DESCRIPTION OF THE TASK: Only lines with the string "trưng" matter here; gather them from the material below.

EXTRACTED INFORMATION:
———

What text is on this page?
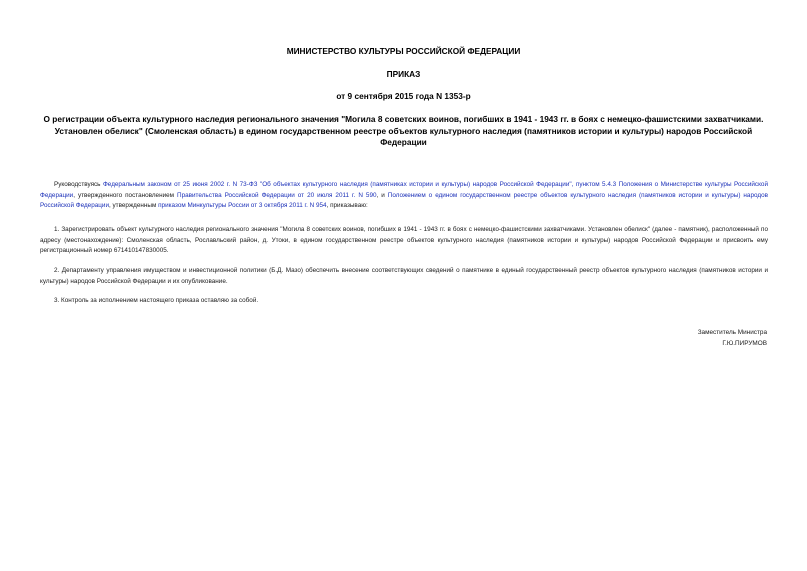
МИНИСТЕРСТВО КУЛЬТУРЫ РОССИЙСКОЙ ФЕДЕРАЦИИ
ПРИКАЗ
от 9 сентября 2015 года N 1353-р
О регистрации объекта культурного наследия регионального значения "Могила 8 советских воинов, погибших в 1941 - 1943 гг. в боях с немецко-фашистскими захватчиками. Установлен обелиск" (Смоленская область) в едином государственном реестре объектов культурного наследия (памятников истории и культуры) народов Российской Федерации
Руководствуясь Федеральным законом от 25 июня 2002 г. N 73-ФЗ "Об объектах культурного наследия (памятниках истории и культуры) народов Российской Федерации", пунктом 5.4.3 Положения о Министерстве культуры Российской Федерации, утвержденного постановлением Правительства Российской Федерации от 20 июля 2011 г. N 590, и Положением о едином государственном реестре объектов культурного наследия (памятников истории и культуры) народов Российской Федерации, утвержденным приказом Минкультуры России от 3 октября 2011 г. N 954, приказываю:
1. Зарегистрировать объект культурного наследия регионального значения "Могила 8 советских воинов, погибших в 1941 - 1943 гг. в боях с немецко-фашистскими захватчиками. Установлен обелиск" (далее - памятник), расположенный по адресу (местонахождение): Смоленская область, Рославльский район, д. Утоки, в едином государственном реестре объектов культурного наследия (памятников истории и культуры) народов Российской Федерации и присвоить ему регистрационный номер 671410147830005.
2. Департаменту управления имуществом и инвестиционной политики (Б.Д. Мазо) обеспечить внесение соответствующих сведений о памятнике в единый государственный реестр объектов культурного наследия (памятников истории и культуры) народов Российской Федерации и их опубликование.
3. Контроль за исполнением настоящего приказа оставляю за собой.
Заместитель Министра
Г.Ю.ПИРУМОВ
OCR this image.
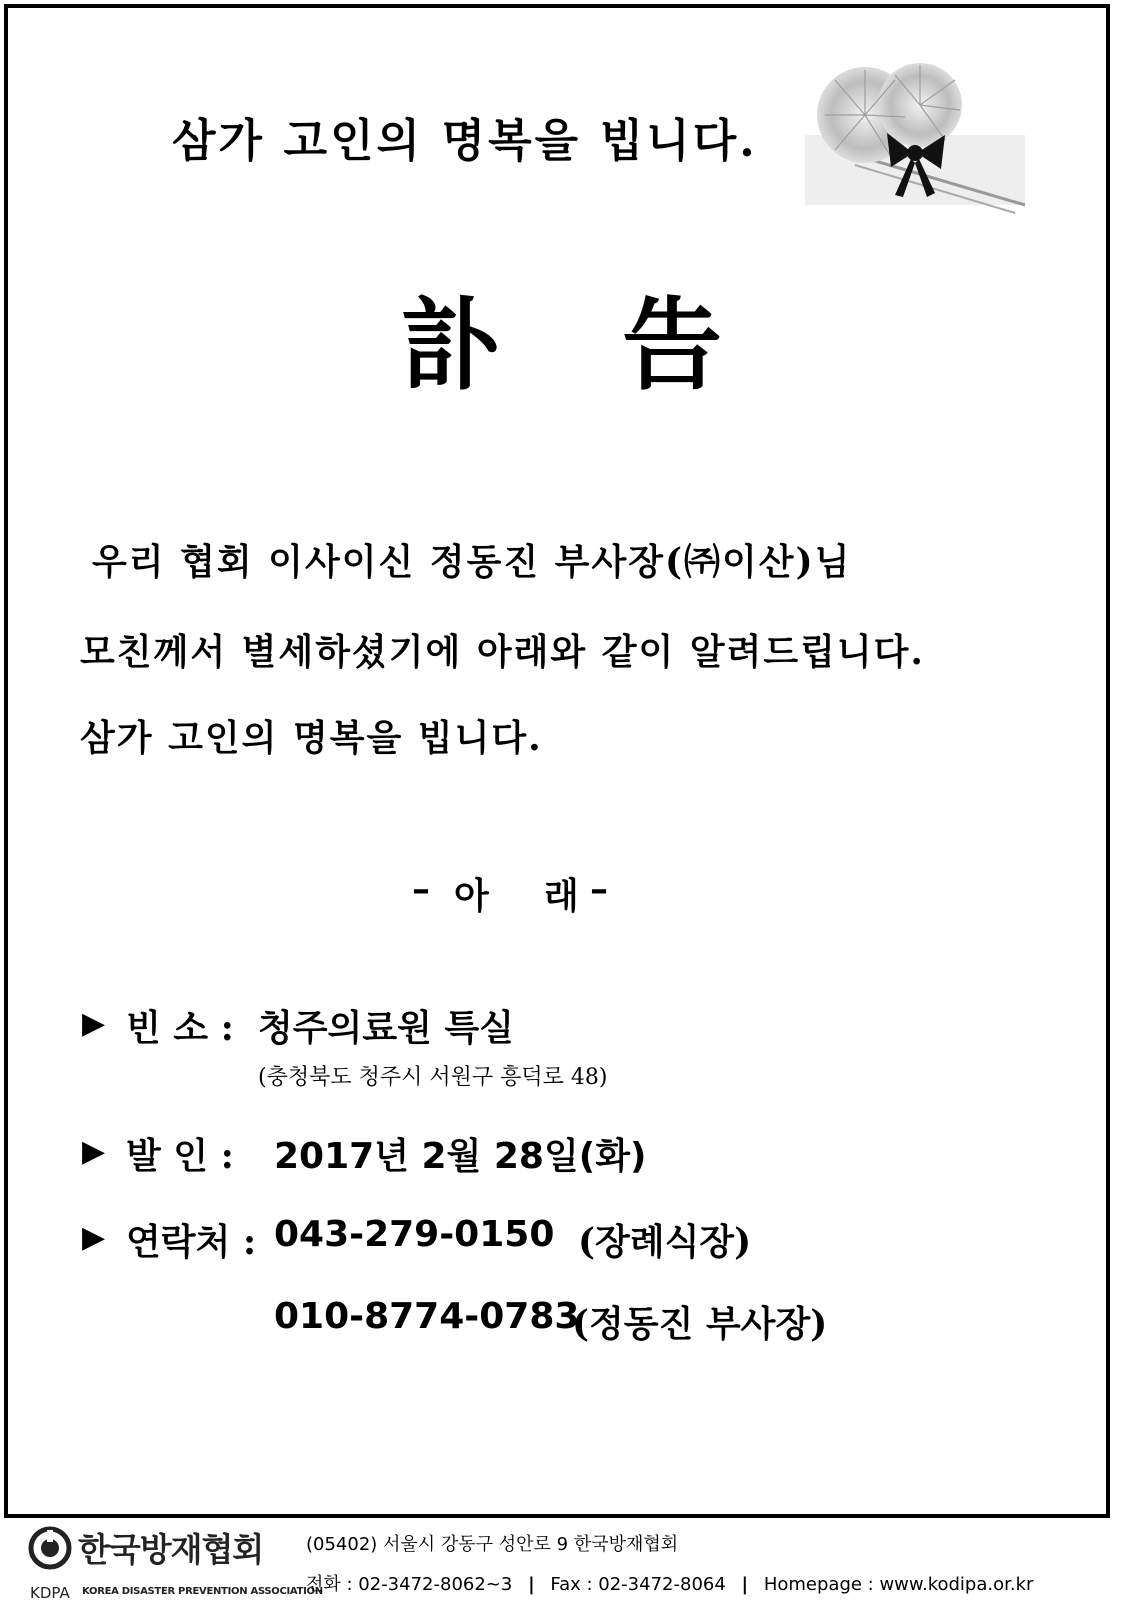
삼가 고인의 명복을 빕니다.
訃 告
우리 협회 이사이신 정동진 부사장(㈜이산)님
모친께서 별세하셨기에 아래와 같이 알려드립니다.
삼가 고인의 명복을 빕니다.
– 아 래 –
▶ 빈 소 : 청주의료원 특실
(충청북도 청주시 서원구 흥덕로 48)
▶ 발 인 : 2017년 2월 28일(화)
▶ 연락처 : 043-279-0150 (장례식장)
010-8774-0783
(정동진 부사장)
한국방재협회
KDPA KOREA DISASTER PREVENTION ASSOCIATION
(05402) 서울시 강동구 성안로 9 한국방재협회
전화 : 02-3472-8062~3 | Fax : 02-3472-8064 | Homepage : www.kodipa.or.kr
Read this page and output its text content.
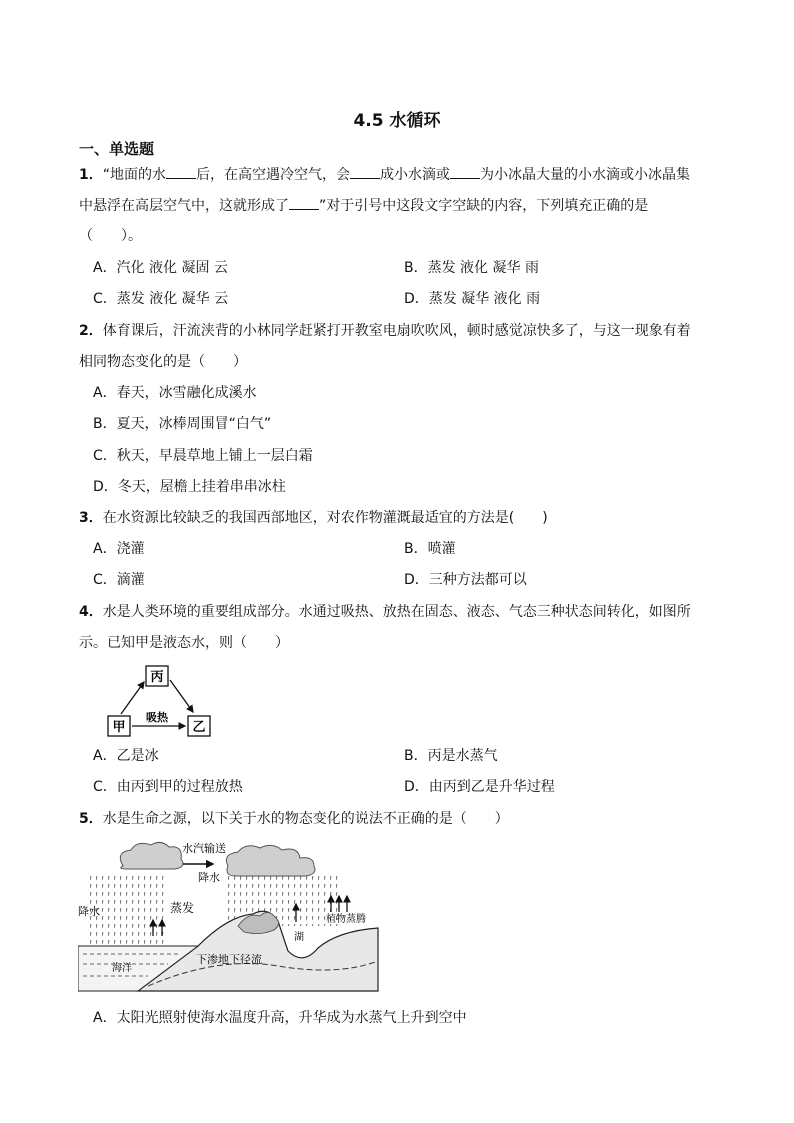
4.5 水循环
一、单选题
1．“地面的水 后，在高空遇冷空气，会 成小水滴或 为小冰晶大量的小水滴或小冰晶集
中悬浮在高层空气中，这就形成了 ”对于引号中这段文字空缺的内容，下列填充正确的是
（　　）。
A．汽化 液化 凝固 云	B．蒸发 液化 凝华 雨
C．蒸发 液化 凝华 云	D．蒸发 凝华 液化 雨
2．体育课后，汗流浃背的小林同学赶紧打开教室电扇吹吹风，顿时感觉凉快多了，与这一现象有着
相同物态变化的是（　　）
A．春天，冰雪融化成溪水
B．夏天，冰棒周围冒“白气”
C．秋天，早晨草地上铺上一层白霜
D．冬天，屋檐上挂着串串冰柱
3．在水资源比较缺乏的我国西部地区，对农作物灌溉最适宜的方法是(　　)
A．浇灌	B．喷灌
C．滴灌	D．三种方法都可以
4．水是人类环境的重要组成部分。水通过吸热、放热在固态、液态、气态三种状态间转化，如图所
示。已知甲是液态水，则（　　）
丙
甲	乙
吸热
A．乙是冰	B．丙是水蒸气
C．由丙到甲的过程放热	D．由丙到乙是升华过程
5．水是生命之源，以下关于水的物态变化的说法不正确的是（　　）
水汽输送
降水
降水	蒸发
湖
植物蒸腾
海洋
下渗地下径流
A．太阳光照射使海水温度升高，升华成为水蒸气上升到空中
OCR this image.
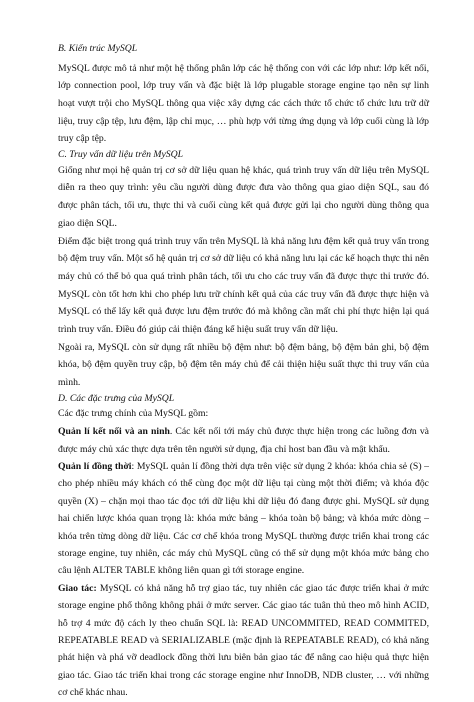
B. Kiến trúc MySQL

MySQL được mô tả như một hệ thống phân lớp các hệ thống con với các lớp như: lớp kết nối, lớp connection pool, lớp truy vấn và đặc biệt là lớp plugable storage engine tạo nên sự linh hoạt vượt trội cho MySQL thông qua việc xây dựng các cách thức tổ chức tổ chức lưu trữ dữ liệu, truy cập tệp, lưu đệm, lập chỉ mục, … phù hợp với từng ứng dụng và lớp cuối cùng là lớp truy cập tệp.

C. Truy vấn dữ liệu trên MySQL

Giống như mọi hệ quản trị cơ sở dữ liệu quan hệ khác, quá trình truy vấn dữ liệu trên MySQL diễn ra theo quy trình: yêu cầu người dùng được đưa vào thông qua giao diện SQL, sau đó được phân tách, tối ưu, thực thi và cuối cùng kết quả được gửi lại cho người dùng thông qua giao diện SQL.

Điểm đặc biệt trong quá trình truy vấn trên MySQL là khả năng lưu đệm kết quả truy vấn trong bộ đệm truy vấn. Một số hệ quản trị cơ sở dữ liệu có khả năng lưu lại các kế hoạch thực thi nên máy chủ có thể bỏ qua quá trình phân tách, tối ưu cho các truy vấn đã được thực thi trước đó. MySQL còn tốt hơn khi cho phép lưu trữ chính kết quả của các truy vấn đã được thực hiện và MySQL có thể lấy kết quả được lưu đệm trước đó mà không cần mất chi phí thực hiện lại quá trình truy vấn. Điều đó giúp cải thiện đáng kể hiệu suất truy vấn dữ liệu.

Ngoài ra, MySQL còn sử dụng rất nhiều bộ đệm như: bộ đệm bảng, bộ đệm bản ghi, bộ đệm khóa, bộ đệm quyền truy cập, bộ đệm tên máy chủ để cải thiện hiệu suất thực thi truy vấn của mình.

D. Các đặc trưng của MySQL

Các đặc trưng chính của MySQL gồm:

Quản lí kết nối và an ninh. Các kết nối tới máy chủ được thực hiện trong các luồng đơn và được máy chủ xác thực dựa trên tên người sử dụng, địa chỉ host ban đầu và mật khẩu.

Quản lí đồng thời: MySQL quản lí đồng thời dựa trên việc sử dụng 2 khóa: khóa chia sẻ (S) – cho phép nhiều máy khách có thể cùng đọc một dữ liệu tại cùng một thời điểm; và khóa độc quyền (X) – chặn mọi thao tác đọc tới dữ liệu khi dữ liệu đó đang được ghi. MySQL sử dụng hai chiến lược khóa quan trọng là: khóa mức bảng – khóa toàn bộ bảng; và khóa mức dòng – khóa trên từng dòng dữ liệu. Các cơ chế khóa trong MySQL thường được triển khai trong các storage engine, tuy nhiên, các máy chủ MySQL cũng có thể sử dụng một khóa mức bảng cho câu lệnh ALTER TABLE không liên quan gì tới storage engine.

Giao tác: MySQL có khả năng hỗ trợ giao tác, tuy nhiên các giao tác được triển khai ở mức storage engine phổ thông không phải ở mức server. Các giao tác tuân thủ theo mô hình ACID, hỗ trợ 4 mức độ cách ly theo chuẩn SQL là: READ UNCOMMITED, READ COMMITED, REPEATABLE READ và SERIALIZABLE (mặc định là REPEATABLE READ), có khả năng phát hiện và phá vỡ deadlock đồng thời lưu biên bản giao tác để nâng cao hiệu quả thực hiện giao tác. Giao tác triển khai trong các storage engine như InnoDB, NDB cluster, … với những cơ chế khác nhau.
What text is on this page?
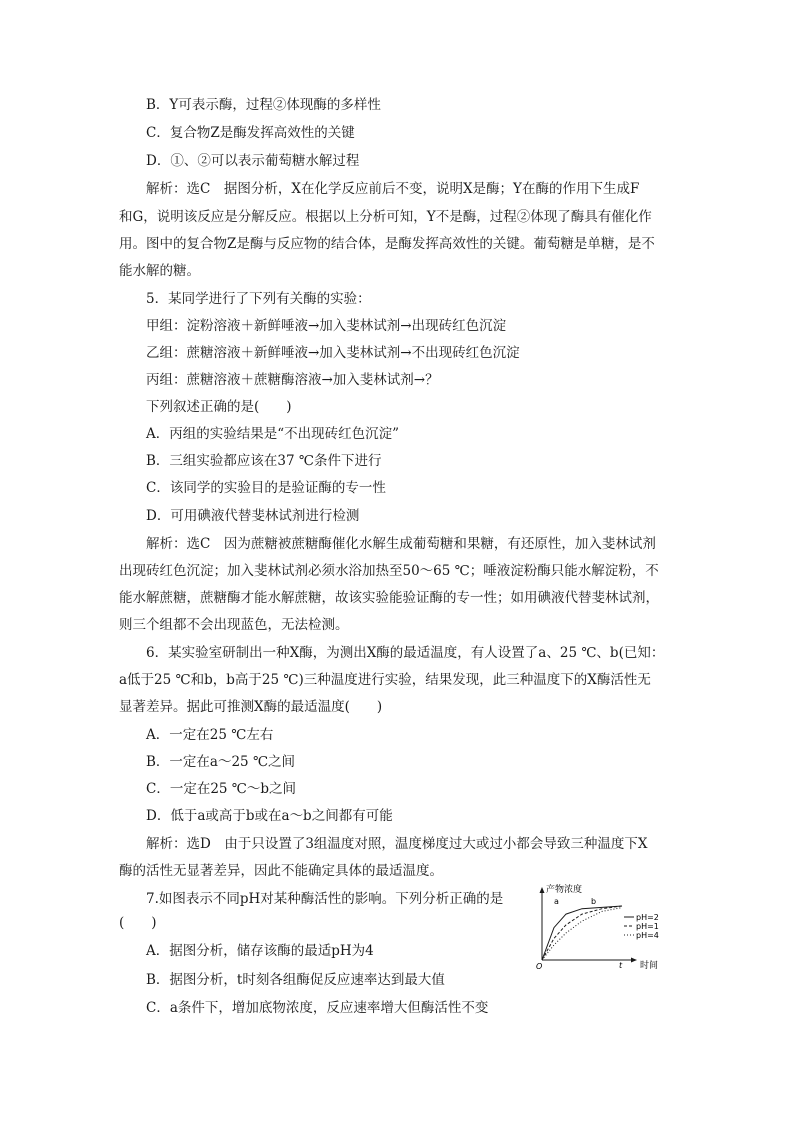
B．Y可表示酶，过程②体现酶的多样性
C．复合物Z是酶发挥高效性的关键
D．①、②可以表示葡萄糖水解过程
解析：选C　据图分析，X在化学反应前后不变，说明X是酶；Y在酶的作用下生成F
和G，说明该反应是分解反应。根据以上分析可知，Y不是酶，过程②体现了酶具有催化作
用。图中的复合物Z是酶与反应物的结合体，是酶发挥高效性的关键。葡萄糖是单糖，是不
能水解的糖。
5．某同学进行了下列有关酶的实验：
甲组：淀粉溶液＋新鲜唾液→加入斐林试剂→出现砖红色沉淀
乙组：蔗糖溶液＋新鲜唾液→加入斐林试剂→不出现砖红色沉淀
丙组：蔗糖溶液＋蔗糖酶溶液→加入斐林试剂→？
下列叙述正确的是(　　)
A．丙组的实验结果是“不出现砖红色沉淀”
B．三组实验都应该在37 ℃条件下进行
C．该同学的实验目的是验证酶的专一性
D．可用碘液代替斐林试剂进行检测
解析：选C　因为蔗糖被蔗糖酶催化水解生成葡萄糖和果糖，有还原性，加入斐林试剂
出现砖红色沉淀；加入斐林试剂必须水浴加热至50～65 ℃；唾液淀粉酶只能水解淀粉，不
能水解蔗糖，蔗糖酶才能水解蔗糖，故该实验能验证酶的专一性；如用碘液代替斐林试剂，
则三个组都不会出现蓝色，无法检测。
6．某实验室研制出一种X酶，为测出X酶的最适温度，有人设置了a、25 ℃、b(已知：
a低于25 ℃和b，b高于25 ℃)三种温度进行实验，结果发现，此三种温度下的X酶活性无
显著差异。据此可推测X酶的最适温度(　　)
A．一定在25 ℃左右
B．一定在a～25 ℃之间
C．一定在25 ℃～b之间
D．低于a或高于b或在a～b之间都有可能
解析：选D　由于只设置了3组温度对照，温度梯度过大或过小都会导致三种温度下X
酶的活性无显著差异，因此不能确定具体的最适温度。
7.如图表示不同pH对某种酶活性的影响。下列分析正确的是
(　　)
A．据图分析，储存该酶的最适pH为4
B．据图分析，t时刻各组酶促反应速率达到最大值
C．a条件下，增加底物浓度，反应速率增大但酶活性不变
产物浓度
O	t 时间
a	b
pH=2
pH=1
pH=4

———

EXERCISE SOLUTION:
D. Các đặc trưng của MySQL
Các đặc trưng chính của MySQL gồm:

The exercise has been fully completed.